-- BEGIN Data records --

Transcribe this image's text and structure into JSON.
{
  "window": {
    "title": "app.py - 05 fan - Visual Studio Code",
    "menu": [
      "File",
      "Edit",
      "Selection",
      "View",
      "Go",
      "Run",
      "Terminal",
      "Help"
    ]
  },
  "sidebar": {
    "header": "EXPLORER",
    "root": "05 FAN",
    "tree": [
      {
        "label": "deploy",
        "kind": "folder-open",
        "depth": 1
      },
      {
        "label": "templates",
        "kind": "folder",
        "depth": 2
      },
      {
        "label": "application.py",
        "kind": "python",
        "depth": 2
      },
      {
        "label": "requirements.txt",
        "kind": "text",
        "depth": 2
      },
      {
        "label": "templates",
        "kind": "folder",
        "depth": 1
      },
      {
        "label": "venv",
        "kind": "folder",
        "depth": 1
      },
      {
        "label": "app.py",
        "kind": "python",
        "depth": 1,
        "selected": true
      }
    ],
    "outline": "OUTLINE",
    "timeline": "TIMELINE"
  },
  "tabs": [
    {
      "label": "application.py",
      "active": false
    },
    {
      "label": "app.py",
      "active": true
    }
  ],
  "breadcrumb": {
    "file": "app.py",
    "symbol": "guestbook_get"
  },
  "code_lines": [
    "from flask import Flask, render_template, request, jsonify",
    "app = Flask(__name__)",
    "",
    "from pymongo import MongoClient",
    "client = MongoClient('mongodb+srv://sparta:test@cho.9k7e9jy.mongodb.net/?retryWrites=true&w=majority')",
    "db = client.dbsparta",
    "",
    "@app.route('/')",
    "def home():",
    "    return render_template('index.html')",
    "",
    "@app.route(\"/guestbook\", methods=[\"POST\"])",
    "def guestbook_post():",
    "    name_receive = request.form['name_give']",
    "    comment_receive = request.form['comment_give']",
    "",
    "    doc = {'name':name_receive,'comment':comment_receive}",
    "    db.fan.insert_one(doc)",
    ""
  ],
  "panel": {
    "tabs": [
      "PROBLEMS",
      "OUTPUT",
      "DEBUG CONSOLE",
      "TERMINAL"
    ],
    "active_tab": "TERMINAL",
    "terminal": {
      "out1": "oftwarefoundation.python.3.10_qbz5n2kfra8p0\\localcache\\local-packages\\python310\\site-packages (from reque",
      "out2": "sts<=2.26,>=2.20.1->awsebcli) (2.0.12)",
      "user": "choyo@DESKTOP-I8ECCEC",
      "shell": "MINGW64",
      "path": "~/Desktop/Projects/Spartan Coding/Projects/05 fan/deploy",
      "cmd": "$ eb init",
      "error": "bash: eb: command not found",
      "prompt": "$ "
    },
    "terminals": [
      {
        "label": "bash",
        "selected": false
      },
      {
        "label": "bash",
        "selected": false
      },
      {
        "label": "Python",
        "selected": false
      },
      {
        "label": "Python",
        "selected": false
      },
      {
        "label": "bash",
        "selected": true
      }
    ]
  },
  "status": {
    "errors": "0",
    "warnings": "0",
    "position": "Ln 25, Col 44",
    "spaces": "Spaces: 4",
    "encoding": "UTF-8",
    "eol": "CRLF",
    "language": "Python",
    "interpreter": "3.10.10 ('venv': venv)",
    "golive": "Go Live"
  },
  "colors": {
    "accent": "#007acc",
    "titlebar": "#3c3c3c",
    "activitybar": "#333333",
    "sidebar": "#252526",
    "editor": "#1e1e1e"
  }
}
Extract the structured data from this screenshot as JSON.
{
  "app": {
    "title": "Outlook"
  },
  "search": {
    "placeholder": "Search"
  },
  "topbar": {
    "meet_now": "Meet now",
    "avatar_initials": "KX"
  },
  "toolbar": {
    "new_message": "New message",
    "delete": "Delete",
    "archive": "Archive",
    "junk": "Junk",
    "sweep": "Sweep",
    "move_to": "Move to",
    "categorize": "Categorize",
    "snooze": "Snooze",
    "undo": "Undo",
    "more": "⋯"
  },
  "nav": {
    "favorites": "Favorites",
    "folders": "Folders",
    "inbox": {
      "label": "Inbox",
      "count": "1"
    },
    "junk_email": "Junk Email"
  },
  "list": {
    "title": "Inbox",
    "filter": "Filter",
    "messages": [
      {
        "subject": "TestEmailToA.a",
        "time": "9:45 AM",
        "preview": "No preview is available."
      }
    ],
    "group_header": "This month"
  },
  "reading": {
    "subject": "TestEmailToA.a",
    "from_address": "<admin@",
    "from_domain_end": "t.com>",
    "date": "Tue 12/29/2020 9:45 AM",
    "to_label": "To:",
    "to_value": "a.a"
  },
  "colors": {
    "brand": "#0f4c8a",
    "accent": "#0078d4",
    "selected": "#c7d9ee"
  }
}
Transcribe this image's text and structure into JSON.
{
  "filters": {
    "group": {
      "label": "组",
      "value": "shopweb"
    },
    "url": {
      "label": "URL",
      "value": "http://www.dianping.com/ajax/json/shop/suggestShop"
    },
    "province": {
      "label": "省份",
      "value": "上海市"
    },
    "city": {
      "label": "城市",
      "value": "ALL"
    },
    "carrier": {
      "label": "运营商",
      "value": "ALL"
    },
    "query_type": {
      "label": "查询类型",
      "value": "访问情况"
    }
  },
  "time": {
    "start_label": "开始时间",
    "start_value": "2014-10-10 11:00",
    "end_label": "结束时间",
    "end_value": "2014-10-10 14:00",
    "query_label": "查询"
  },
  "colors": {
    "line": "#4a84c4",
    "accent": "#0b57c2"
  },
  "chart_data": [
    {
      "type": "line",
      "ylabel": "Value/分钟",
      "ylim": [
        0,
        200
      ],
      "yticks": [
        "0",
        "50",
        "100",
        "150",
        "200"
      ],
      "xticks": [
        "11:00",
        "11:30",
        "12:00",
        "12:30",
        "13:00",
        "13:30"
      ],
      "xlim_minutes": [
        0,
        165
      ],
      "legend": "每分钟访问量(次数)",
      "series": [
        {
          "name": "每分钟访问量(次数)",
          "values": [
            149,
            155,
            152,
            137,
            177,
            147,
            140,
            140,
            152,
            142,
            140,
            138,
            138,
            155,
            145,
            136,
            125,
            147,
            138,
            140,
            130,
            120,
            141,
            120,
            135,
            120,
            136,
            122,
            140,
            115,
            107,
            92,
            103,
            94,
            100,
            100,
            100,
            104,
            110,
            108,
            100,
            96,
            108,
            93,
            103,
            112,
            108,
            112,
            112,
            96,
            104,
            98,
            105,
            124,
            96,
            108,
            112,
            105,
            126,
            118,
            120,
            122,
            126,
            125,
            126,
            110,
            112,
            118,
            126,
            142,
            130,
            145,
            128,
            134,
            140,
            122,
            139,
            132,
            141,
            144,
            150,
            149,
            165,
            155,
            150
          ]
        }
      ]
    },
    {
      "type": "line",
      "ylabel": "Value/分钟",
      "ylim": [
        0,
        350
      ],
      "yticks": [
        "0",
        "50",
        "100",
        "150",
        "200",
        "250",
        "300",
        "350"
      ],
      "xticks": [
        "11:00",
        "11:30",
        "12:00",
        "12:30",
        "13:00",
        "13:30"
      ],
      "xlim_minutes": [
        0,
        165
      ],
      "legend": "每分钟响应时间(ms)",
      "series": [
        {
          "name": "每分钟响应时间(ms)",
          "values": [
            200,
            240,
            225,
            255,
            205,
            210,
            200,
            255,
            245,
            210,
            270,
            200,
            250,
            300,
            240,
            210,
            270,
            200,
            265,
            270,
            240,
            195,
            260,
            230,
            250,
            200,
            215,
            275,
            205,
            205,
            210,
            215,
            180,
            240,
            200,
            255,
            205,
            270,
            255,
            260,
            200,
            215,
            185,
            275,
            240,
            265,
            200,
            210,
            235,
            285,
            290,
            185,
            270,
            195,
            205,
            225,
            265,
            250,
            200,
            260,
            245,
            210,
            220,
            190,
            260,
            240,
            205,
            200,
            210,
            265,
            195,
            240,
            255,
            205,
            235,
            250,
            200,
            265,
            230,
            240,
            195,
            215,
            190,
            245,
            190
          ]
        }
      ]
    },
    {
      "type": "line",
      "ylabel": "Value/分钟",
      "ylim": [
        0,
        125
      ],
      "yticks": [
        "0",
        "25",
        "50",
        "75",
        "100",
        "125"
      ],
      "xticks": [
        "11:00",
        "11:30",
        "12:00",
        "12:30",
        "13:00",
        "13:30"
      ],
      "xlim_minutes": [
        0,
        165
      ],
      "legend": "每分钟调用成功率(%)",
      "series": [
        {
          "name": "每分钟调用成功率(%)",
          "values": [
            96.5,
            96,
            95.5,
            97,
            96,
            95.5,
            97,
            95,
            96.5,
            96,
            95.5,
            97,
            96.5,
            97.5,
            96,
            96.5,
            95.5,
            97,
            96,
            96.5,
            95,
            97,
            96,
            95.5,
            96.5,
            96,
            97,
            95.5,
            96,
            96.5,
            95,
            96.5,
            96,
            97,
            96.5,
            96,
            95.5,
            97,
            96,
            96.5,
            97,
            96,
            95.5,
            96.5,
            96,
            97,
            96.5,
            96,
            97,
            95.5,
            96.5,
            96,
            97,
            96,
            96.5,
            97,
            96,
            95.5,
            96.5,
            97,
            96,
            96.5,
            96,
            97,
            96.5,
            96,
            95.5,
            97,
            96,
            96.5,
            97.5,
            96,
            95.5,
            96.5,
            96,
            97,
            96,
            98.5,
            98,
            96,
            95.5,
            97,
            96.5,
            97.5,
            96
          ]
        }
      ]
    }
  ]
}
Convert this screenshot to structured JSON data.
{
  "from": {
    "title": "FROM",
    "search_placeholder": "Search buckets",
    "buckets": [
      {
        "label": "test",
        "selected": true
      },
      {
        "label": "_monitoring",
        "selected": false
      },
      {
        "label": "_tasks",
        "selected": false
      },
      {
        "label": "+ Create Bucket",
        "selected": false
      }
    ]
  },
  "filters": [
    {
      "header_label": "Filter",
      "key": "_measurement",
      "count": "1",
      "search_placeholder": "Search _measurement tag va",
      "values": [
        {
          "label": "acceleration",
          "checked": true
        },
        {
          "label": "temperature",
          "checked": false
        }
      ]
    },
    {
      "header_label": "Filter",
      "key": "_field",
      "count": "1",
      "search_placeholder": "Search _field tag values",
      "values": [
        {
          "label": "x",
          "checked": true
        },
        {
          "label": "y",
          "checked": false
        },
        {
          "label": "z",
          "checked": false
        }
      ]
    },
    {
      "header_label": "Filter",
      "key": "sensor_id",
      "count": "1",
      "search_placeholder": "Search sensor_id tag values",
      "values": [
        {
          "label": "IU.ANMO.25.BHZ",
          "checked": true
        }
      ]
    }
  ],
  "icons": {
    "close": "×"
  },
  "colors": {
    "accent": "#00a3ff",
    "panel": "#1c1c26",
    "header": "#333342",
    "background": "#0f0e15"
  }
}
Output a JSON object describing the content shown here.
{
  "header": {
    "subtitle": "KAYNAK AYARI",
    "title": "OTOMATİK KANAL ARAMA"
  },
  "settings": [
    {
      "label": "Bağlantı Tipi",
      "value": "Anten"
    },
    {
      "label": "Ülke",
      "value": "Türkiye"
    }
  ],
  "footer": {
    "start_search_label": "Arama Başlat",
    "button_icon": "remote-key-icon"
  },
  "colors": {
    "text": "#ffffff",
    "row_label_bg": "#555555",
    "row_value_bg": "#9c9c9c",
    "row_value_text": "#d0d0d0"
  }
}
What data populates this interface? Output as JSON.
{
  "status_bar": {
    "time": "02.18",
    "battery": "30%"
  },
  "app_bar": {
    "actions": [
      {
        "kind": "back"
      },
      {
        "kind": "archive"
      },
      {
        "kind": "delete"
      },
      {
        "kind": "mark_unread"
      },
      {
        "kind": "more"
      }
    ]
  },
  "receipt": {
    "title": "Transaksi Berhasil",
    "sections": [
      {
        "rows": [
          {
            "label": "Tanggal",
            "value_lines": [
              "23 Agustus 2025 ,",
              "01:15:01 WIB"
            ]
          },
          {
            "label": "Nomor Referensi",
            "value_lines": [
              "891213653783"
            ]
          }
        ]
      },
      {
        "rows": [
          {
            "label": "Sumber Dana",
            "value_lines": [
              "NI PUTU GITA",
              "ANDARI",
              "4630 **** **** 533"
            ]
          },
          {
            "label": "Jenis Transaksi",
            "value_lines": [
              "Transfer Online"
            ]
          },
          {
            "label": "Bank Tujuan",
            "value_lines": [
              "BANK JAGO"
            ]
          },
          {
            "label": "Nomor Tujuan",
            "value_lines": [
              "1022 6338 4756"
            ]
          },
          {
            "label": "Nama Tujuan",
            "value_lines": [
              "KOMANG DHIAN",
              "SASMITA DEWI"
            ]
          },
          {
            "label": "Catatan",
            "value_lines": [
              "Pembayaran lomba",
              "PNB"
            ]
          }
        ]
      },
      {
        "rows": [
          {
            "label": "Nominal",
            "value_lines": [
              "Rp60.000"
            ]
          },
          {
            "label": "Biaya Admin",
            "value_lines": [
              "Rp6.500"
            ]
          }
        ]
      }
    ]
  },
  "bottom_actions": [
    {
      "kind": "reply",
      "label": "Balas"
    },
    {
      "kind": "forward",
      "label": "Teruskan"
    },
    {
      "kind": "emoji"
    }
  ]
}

-- END Data records --

• [Given problem]: From the listing, copy each line containing the word "request".

• [Solution to the exercise]:
    "from flask import Flask, render_template, request, jsonify",
    "    name_receive = request.form['name_give']",
    "    comment_receive = request.form['comment_give']",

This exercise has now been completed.